**EXERCISE INSTRUCTIONS**.
Reproduce each line from the records that holds "STOP".
---------- LISTED ENTRIES ----------
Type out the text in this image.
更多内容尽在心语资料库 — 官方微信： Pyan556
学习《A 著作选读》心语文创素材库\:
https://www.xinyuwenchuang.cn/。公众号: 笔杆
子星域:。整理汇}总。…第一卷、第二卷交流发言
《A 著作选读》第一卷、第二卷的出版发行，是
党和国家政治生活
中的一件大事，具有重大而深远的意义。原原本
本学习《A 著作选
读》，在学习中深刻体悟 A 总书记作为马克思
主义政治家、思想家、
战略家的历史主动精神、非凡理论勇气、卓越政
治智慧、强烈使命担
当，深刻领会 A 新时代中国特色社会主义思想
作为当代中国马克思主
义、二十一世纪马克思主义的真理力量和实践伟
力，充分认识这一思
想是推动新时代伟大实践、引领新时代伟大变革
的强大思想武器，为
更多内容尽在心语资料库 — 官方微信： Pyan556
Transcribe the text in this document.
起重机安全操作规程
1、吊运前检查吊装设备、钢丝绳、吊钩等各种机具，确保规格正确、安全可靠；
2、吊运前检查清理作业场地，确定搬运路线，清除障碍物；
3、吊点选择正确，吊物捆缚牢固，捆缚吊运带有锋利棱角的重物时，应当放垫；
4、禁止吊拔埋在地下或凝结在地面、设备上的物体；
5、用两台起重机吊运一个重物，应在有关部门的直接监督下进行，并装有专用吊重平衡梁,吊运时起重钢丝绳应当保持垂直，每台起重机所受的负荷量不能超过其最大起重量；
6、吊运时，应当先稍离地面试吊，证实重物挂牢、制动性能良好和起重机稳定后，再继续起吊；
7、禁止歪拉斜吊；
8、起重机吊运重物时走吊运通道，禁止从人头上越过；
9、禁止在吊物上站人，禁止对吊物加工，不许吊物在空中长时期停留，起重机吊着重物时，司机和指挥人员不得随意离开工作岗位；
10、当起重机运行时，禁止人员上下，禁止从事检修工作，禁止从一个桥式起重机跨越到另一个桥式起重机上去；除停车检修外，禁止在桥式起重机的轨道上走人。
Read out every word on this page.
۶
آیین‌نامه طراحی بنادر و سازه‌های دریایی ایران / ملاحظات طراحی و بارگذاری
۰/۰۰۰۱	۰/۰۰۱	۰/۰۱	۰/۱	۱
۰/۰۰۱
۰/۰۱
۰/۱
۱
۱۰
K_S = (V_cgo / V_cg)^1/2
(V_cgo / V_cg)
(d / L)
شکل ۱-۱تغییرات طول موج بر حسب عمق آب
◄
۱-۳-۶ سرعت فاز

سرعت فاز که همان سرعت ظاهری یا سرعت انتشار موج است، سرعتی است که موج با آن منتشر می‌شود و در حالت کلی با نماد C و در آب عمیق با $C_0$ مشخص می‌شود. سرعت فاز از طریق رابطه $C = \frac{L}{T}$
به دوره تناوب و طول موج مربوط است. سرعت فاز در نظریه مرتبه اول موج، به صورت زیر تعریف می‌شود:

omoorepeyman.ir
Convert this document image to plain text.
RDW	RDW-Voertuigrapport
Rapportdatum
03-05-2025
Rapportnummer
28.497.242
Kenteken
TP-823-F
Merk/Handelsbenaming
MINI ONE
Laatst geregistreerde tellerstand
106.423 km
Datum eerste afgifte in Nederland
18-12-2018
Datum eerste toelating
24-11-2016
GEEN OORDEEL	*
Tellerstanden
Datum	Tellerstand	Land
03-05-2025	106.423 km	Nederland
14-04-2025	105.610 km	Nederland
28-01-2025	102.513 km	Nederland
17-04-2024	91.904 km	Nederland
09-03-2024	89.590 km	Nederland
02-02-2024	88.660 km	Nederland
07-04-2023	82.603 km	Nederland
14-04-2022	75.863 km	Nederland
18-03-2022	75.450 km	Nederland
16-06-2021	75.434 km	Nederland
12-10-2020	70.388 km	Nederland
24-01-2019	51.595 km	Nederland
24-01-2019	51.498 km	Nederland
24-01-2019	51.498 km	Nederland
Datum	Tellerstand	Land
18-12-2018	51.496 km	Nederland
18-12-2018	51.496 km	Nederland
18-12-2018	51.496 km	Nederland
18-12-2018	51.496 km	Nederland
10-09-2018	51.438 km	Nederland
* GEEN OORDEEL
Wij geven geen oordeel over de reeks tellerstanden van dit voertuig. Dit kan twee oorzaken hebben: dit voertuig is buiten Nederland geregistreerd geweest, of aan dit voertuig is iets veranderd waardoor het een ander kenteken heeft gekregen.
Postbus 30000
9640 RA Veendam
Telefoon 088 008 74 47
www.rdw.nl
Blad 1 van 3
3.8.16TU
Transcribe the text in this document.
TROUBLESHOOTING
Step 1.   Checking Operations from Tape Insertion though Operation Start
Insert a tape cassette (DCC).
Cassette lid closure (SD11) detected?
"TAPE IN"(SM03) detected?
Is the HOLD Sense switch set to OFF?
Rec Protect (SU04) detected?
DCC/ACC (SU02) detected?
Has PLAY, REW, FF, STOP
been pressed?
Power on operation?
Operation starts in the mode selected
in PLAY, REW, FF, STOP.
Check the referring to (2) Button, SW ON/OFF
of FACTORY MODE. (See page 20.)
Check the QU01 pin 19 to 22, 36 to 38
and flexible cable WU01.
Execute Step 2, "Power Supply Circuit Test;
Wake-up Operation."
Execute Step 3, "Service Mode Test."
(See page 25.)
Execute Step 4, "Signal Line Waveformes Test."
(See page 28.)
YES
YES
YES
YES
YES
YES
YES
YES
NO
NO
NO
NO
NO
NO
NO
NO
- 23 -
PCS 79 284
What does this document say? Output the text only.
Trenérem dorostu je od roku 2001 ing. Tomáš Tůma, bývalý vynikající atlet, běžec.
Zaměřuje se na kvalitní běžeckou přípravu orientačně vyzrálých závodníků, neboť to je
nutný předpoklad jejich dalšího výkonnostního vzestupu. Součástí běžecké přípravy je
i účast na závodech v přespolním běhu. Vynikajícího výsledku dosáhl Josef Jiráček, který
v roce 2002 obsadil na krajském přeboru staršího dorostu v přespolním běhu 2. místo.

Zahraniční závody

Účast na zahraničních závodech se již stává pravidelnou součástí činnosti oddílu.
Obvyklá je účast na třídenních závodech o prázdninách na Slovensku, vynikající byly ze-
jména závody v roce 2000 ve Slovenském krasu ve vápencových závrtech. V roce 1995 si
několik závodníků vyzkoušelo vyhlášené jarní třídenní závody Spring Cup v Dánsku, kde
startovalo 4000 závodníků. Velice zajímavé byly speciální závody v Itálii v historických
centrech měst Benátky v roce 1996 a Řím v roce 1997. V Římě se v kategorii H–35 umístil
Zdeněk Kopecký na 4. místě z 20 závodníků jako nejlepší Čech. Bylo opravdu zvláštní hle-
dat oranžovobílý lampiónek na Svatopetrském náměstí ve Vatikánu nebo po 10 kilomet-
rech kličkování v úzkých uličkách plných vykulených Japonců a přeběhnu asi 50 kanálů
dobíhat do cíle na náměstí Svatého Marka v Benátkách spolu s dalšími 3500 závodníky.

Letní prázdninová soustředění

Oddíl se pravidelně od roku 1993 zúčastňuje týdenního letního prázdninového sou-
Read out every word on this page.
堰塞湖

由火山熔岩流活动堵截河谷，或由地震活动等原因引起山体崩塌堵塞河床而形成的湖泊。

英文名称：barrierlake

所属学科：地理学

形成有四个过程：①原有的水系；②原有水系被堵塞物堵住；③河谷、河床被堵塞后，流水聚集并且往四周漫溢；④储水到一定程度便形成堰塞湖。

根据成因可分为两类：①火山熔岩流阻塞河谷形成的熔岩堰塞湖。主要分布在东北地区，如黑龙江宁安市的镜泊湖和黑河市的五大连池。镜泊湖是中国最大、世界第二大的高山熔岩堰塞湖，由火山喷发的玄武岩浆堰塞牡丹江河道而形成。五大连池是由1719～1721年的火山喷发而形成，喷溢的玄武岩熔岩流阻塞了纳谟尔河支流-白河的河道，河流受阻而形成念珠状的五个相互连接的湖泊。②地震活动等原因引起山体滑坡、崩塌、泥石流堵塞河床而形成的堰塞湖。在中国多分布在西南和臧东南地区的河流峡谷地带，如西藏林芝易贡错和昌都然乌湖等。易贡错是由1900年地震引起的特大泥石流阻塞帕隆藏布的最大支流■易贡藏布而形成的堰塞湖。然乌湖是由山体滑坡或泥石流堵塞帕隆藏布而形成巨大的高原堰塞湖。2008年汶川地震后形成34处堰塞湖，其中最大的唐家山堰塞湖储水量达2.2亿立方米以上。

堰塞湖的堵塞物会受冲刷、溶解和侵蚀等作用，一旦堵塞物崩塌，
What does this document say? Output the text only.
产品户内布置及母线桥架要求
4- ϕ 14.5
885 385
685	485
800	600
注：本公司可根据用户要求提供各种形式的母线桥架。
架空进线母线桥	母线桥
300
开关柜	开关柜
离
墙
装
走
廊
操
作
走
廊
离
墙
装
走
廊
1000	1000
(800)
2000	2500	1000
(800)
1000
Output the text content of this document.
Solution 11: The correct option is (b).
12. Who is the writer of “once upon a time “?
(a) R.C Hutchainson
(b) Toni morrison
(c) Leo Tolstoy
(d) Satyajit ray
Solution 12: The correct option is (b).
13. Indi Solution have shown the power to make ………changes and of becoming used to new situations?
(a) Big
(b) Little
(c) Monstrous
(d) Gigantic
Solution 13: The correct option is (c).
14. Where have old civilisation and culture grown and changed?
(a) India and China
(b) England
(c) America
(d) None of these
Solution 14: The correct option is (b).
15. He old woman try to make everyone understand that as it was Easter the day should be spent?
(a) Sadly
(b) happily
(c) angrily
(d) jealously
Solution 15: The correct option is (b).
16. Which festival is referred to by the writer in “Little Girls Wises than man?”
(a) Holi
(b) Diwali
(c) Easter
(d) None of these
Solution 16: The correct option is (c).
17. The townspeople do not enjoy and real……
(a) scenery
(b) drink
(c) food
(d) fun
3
----------
**FINISHED ANSWER**.
Has PLAY, REW, FF, STOP
in PLAY, REW, FF, STOP.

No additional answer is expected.